— Instructions for the task —
Pull every line holding the string "Lucht" from the records below.

— Task inputs —
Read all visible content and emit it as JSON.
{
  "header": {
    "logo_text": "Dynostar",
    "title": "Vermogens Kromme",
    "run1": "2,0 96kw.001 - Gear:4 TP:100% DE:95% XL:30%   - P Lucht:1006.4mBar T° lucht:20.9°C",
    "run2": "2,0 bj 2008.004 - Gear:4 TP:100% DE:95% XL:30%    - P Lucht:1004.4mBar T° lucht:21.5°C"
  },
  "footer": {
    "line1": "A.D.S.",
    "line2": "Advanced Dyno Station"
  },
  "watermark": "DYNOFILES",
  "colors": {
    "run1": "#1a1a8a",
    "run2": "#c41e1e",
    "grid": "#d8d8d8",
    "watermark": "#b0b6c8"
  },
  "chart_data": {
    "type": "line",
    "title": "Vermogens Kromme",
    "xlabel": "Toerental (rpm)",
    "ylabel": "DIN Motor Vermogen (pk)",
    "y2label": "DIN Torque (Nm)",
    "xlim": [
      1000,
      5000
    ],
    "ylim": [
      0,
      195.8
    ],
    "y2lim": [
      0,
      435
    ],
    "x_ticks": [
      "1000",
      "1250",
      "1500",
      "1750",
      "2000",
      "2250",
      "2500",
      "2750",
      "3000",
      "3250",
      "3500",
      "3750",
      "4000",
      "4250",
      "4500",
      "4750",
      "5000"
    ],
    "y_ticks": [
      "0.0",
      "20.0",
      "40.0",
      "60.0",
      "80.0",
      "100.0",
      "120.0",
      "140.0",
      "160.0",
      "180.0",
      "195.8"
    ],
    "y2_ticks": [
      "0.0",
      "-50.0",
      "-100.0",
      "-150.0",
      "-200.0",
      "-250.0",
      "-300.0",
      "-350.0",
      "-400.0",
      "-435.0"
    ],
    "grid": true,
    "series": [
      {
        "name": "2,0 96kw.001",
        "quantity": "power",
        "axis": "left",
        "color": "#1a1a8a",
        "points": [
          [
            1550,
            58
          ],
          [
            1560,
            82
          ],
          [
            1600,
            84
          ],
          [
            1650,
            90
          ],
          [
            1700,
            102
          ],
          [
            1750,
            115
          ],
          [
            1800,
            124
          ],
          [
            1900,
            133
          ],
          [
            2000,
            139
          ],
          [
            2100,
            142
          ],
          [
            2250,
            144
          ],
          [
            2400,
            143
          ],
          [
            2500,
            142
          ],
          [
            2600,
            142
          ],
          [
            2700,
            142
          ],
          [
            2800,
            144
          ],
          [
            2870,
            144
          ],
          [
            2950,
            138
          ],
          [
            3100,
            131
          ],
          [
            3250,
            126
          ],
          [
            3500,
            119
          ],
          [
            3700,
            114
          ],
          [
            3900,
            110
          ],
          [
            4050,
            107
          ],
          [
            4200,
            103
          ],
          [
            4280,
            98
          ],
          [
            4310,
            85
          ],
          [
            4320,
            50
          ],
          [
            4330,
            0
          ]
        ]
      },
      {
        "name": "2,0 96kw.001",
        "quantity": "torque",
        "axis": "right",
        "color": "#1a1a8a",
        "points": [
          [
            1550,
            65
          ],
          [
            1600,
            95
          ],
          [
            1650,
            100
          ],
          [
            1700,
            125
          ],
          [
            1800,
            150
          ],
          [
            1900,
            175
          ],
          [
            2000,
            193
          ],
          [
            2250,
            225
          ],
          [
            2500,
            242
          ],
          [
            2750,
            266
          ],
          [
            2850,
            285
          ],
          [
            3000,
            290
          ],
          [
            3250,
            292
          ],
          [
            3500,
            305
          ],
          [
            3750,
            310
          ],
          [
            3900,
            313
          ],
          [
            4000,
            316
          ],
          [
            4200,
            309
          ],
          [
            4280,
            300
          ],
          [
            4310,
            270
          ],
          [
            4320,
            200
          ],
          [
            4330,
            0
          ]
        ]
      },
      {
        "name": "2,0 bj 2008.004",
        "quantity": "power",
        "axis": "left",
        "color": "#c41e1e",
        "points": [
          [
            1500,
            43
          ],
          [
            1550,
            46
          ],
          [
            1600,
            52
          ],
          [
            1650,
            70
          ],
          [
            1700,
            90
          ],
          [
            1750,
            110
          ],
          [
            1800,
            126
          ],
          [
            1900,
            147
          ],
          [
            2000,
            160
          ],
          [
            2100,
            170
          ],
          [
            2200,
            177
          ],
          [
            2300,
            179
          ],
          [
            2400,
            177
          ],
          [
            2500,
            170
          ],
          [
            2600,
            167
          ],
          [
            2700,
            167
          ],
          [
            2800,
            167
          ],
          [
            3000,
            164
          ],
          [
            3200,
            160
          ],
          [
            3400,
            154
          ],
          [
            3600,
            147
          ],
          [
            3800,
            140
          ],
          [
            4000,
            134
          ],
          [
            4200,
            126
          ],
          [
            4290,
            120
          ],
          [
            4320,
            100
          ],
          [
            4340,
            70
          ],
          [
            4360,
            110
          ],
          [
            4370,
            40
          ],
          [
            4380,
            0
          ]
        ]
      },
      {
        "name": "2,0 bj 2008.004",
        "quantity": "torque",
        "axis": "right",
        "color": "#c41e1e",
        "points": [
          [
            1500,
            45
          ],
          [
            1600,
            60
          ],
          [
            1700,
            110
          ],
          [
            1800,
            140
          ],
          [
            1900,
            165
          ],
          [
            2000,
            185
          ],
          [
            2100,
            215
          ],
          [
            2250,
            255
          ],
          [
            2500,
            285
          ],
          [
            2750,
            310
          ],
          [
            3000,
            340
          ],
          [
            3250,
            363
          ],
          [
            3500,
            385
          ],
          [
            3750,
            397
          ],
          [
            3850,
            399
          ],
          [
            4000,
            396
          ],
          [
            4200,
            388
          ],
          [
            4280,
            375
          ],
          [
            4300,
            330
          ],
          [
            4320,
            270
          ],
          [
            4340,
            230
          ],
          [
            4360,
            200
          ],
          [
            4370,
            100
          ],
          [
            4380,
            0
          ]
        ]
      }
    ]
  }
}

— Complete response —
    "run1": "2,0 96kw.001 - Gear:4 TP:100% DE:95% XL:30%   - P Lucht:1006.4mBar T° lucht:20.9°C",
    "run2": "2,0 bj 2008.004 - Gear:4 TP:100% DE:95% XL:30%    - P Lucht:1004.4mBar T° lucht:21.5°C"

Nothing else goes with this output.